The task:
Extract the complete data exactly as given.

Dataset items
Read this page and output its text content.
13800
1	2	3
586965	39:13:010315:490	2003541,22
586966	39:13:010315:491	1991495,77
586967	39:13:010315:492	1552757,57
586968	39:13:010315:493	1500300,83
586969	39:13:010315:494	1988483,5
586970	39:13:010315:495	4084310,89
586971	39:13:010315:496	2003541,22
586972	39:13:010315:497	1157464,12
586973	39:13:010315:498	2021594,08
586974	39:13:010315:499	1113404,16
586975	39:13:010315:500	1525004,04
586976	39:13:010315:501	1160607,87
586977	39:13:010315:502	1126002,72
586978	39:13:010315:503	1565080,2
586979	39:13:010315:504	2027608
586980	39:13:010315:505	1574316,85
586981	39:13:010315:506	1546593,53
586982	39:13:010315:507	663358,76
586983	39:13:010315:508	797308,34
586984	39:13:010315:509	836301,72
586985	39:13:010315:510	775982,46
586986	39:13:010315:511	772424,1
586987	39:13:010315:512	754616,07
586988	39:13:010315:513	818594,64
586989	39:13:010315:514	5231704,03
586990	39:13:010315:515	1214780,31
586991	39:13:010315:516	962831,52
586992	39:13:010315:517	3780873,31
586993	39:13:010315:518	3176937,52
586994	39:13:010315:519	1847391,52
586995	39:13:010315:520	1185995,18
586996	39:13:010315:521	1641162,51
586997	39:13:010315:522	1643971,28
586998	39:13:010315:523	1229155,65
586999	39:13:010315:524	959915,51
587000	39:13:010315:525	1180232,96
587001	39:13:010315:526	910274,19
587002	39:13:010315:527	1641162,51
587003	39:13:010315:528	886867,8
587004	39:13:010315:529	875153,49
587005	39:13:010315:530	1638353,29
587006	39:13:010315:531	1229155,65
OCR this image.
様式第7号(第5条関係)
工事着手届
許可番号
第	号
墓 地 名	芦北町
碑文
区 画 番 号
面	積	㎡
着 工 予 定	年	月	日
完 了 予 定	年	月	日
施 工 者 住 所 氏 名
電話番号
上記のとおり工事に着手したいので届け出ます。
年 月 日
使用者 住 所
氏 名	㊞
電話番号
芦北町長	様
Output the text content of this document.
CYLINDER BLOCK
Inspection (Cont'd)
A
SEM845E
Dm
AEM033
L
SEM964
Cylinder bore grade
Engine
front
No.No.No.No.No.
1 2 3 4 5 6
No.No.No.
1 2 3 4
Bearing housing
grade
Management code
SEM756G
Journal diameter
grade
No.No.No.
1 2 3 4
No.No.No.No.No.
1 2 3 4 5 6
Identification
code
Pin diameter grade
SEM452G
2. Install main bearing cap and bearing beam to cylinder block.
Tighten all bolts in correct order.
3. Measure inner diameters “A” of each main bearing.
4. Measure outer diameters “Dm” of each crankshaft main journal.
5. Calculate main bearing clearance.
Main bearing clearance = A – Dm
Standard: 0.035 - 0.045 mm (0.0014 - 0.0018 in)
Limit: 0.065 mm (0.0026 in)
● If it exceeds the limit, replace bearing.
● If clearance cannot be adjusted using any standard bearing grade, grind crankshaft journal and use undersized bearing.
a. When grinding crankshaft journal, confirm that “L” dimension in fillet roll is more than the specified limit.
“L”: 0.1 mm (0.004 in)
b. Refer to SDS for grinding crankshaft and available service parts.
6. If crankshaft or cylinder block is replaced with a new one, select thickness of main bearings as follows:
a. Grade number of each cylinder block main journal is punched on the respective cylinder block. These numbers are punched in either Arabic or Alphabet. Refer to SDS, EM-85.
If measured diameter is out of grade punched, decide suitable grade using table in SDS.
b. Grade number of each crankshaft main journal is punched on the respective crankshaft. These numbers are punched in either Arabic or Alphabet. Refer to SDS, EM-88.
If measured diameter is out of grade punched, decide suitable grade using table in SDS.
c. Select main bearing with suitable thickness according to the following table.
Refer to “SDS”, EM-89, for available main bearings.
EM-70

Written answer:
Read this page and output its text content.
13800
1	2	3
586965	39:13:010315:490	2003541,22
586966	39:13:010315:491	1991495,77
586967	39:13:010315:492	1552757,57
586968	39:13:010315:493	1500300,83
586969	39:13:010315:494	1988483,5
586970	39:13:010315:495	4084310,89
586971	39:13:010315:496	2003541,22
586972	39:13:010315:497	1157464,12
586973	39:13:010315:498	2021594,08
586974	39:13:010315:499	1113404,16
586975	39:13:010315:500	1525004,04
586976	39:13:010315:501	1160607,87
586977	39:13:010315:502	1126002,72
586978	39:13:010315:503	1565080,2
586979	39:13:010315:504	2027608
586980	39:13:010315:505	1574316,85
586981	39:13:010315:506	1546593,53
586982	39:13:010315:507	663358,76
586983	39:13:010315:508	797308,34
586984	39:13:010315:509	836301,72
586985	39:13:010315:510	775982,46
586986	39:13:010315:511	772424,1
586987	39:13:010315:512	754616,07
586988	39:13:010315:513	818594,64
586989	39:13:010315:514	5231704,03
586990	39:13:010315:515	1214780,31
586991	39:13:010315:516	962831,52
586992	39:13:010315:517	3780873,31
586993	39:13:010315:518	3176937,52
586994	39:13:010315:519	1847391,52
586995	39:13:010315:520	1185995,18
586996	39:13:010315:521	1641162,51
586997	39:13:010315:522	1643971,28
586998	39:13:010315:523	1229155,65
586999	39:13:010315:524	959915,51
587000	39:13:010315:525	1180232,96
587001	39:13:010315:526	910274,19
587002	39:13:010315:527	1641162,51
587003	39:13:010315:528	886867,8
587004	39:13:010315:529	875153,49
587005	39:13:010315:530	1638353,29
587006	39:13:010315:531	1229155,65
OCR this image.
様式第7号(第5条関係)
工事着手届
許可番号
第	号
墓 地 名	芦北町
碑文
区 画 番 号
面	積	㎡
着 工 予 定	年	月	日
完 了 予 定	年	月	日
施 工 者 住 所 氏 名
電話番号
上記のとおり工事に着手したいので届け出ます。
年 月 日
使用者 住 所
氏 名	㊞
電話番号
芦北町長	様
Output the text content of this document.
CYLINDER BLOCK
Inspection (Cont'd)
A
SEM845E
Dm
AEM033
L
SEM964
Cylinder bore grade
Engine
front
No.No.No.No.No.
1 2 3 4 5 6
No.No.No.
1 2 3 4
Bearing housing
grade
Management code
SEM756G
Journal diameter
grade
No.No.No.
1 2 3 4
No.No.No.No.No.
1 2 3 4 5 6
Identification
code
Pin diameter grade
SEM452G
2. Install main bearing cap and bearing beam to cylinder block.
Tighten all bolts in correct order.
3. Measure inner diameters “A” of each main bearing.
4. Measure outer diameters “Dm” of each crankshaft main journal.
5. Calculate main bearing clearance.
Main bearing clearance = A – Dm
Standard: 0.035 - 0.045 mm (0.0014 - 0.0018 in)
Limit: 0.065 mm (0.0026 in)
● If it exceeds the limit, replace bearing.
● If clearance cannot be adjusted using any standard bearing grade, grind crankshaft journal and use undersized bearing.
a. When grinding crankshaft journal, confirm that “L” dimension in fillet roll is more than the specified limit.
“L”: 0.1 mm (0.004 in)
b. Refer to SDS for grinding crankshaft and available service parts.
6. If crankshaft or cylinder block is replaced with a new one, select thickness of main bearings as follows:
a. Grade number of each cylinder block main journal is punched on the respective cylinder block. These numbers are punched in either Arabic or Alphabet. Refer to SDS, EM-85.
If measured diameter is out of grade punched, decide suitable grade using table in SDS.
b. Grade number of each crankshaft main journal is punched on the respective crankshaft. These numbers are punched in either Arabic or Alphabet. Refer to SDS, EM-88.
If measured diameter is out of grade punched, decide suitable grade using table in SDS.
c. Select main bearing with suitable thickness according to the following table.
Refer to “SDS”, EM-89, for available main bearings.
EM-70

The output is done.